* **ENTRIES**
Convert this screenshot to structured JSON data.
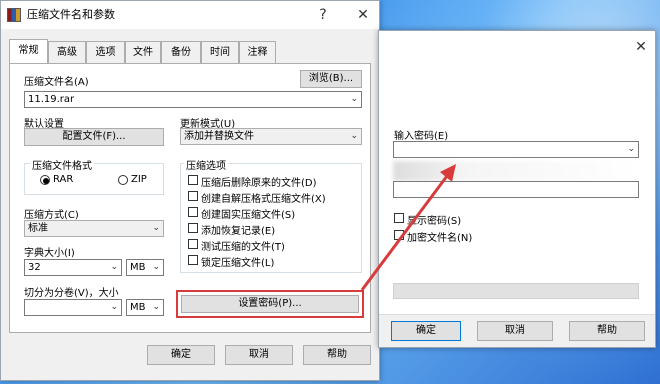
{
  "main_dialog": {
    "title": "压缩文件名和参数",
    "help_glyph": "?",
    "close_glyph": "✕",
    "tabs": [
      "常规",
      "高级",
      "选项",
      "文件",
      "备份",
      "时间",
      "注释"
    ],
    "archive_name_label": "压缩文件名(A)",
    "browse_label": "浏览(B)...",
    "archive_name_value": "11.19.rar",
    "default_settings_label": "默认设置",
    "profiles_label": "配置文件(F)...",
    "update_mode_label": "更新模式(U)",
    "update_mode_value": "添加并替换文件",
    "format_group_title": "压缩文件格式",
    "format_rar": "RAR",
    "format_zip": "ZIP",
    "options_group_title": "压缩选项",
    "options": [
      "压缩后删除原来的文件(D)",
      "创建自解压格式压缩文件(X)",
      "创建固实压缩文件(S)",
      "添加恢复记录(E)",
      "测试压缩的文件(T)",
      "锁定压缩文件(L)"
    ],
    "method_label": "压缩方式(C)",
    "method_value": "标准",
    "dict_label": "字典大小(I)",
    "dict_value": "32",
    "dict_unit": "MB",
    "split_label": "切分为分卷(V)，大小",
    "split_value": "",
    "split_unit": "MB",
    "set_password_label": "设置密码(P)...",
    "ok_label": "确定",
    "cancel_label": "取消",
    "help_label": "帮助"
  },
  "password_dialog": {
    "close_glyph": "✕",
    "enter_password_label": "输入密码(E)",
    "show_password_label": "显示密码(S)",
    "encrypt_names_label": "加密文件名(N)",
    "ok_label": "确定",
    "cancel_label": "取消",
    "help_label": "帮助"
  },
  "colors": {
    "highlight_red": "#d83b3b",
    "default_button_border": "#0078d7"
  }
}
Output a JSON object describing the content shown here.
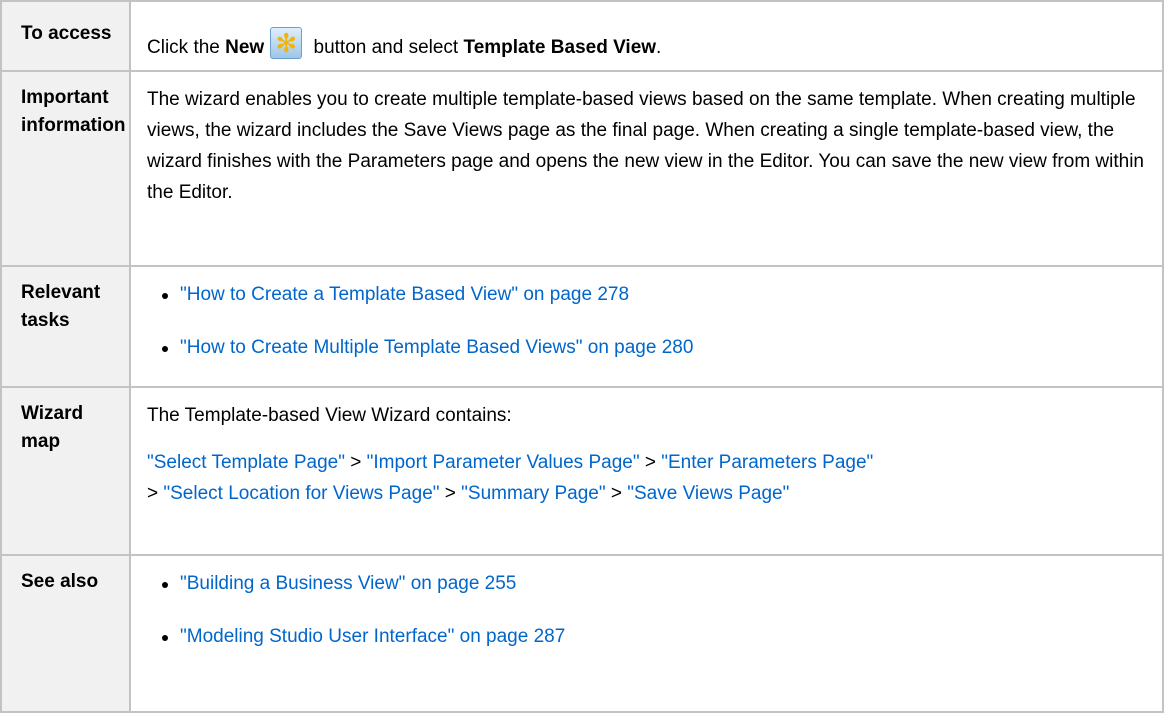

* **REQUEST**
Copy each line above precisely, dropping the pictures.

* **OUTPUT**
Convert this screenshot to structured JSON data.
{
  "main_dialog": {
    "title": "压缩文件名和参数",
    "help_glyph": "?",
    "close_glyph": "✕",
    "tabs": [
      "常规",
      "高级",
      "选项",
      "文件",
      "备份",
      "时间",
      "注释"
    ],
    "archive_name_label": "压缩文件名(A)",
    "browse_label": "浏览(B)...",
    "archive_name_value": "11.19.rar",
    "default_settings_label": "默认设置",
    "profiles_label": "配置文件(F)...",
    "update_mode_label": "更新模式(U)",
    "update_mode_value": "添加并替换文件",
    "format_group_title": "压缩文件格式",
    "format_rar": "RAR",
    "format_zip": "ZIP",
    "options_group_title": "压缩选项",
    "options": [
      "压缩后删除原来的文件(D)",
      "创建自解压格式压缩文件(X)",
      "创建固实压缩文件(S)",
      "添加恢复记录(E)",
      "测试压缩的文件(T)",
      "锁定压缩文件(L)"
    ],
    "method_label": "压缩方式(C)",
    "method_value": "标准",
    "dict_label": "字典大小(I)",
    "dict_value": "32",
    "dict_unit": "MB",
    "split_label": "切分为分卷(V)，大小",
    "split_value": "",
    "split_unit": "MB",
    "set_password_label": "设置密码(P)...",
    "ok_label": "确定",
    "cancel_label": "取消",
    "help_label": "帮助"
  },
  "password_dialog": {
    "close_glyph": "✕",
    "enter_password_label": "输入密码(E)",
    "show_password_label": "显示密码(S)",
    "encrypt_names_label": "加密文件名(N)",
    "ok_label": "确定",
    "cancel_label": "取消",
    "help_label": "帮助"
  },
  "colors": {
    "highlight_red": "#d83b3b",
    "default_button_border": "#0078d7"
  }
}
Output a JSON object describing the content shown here.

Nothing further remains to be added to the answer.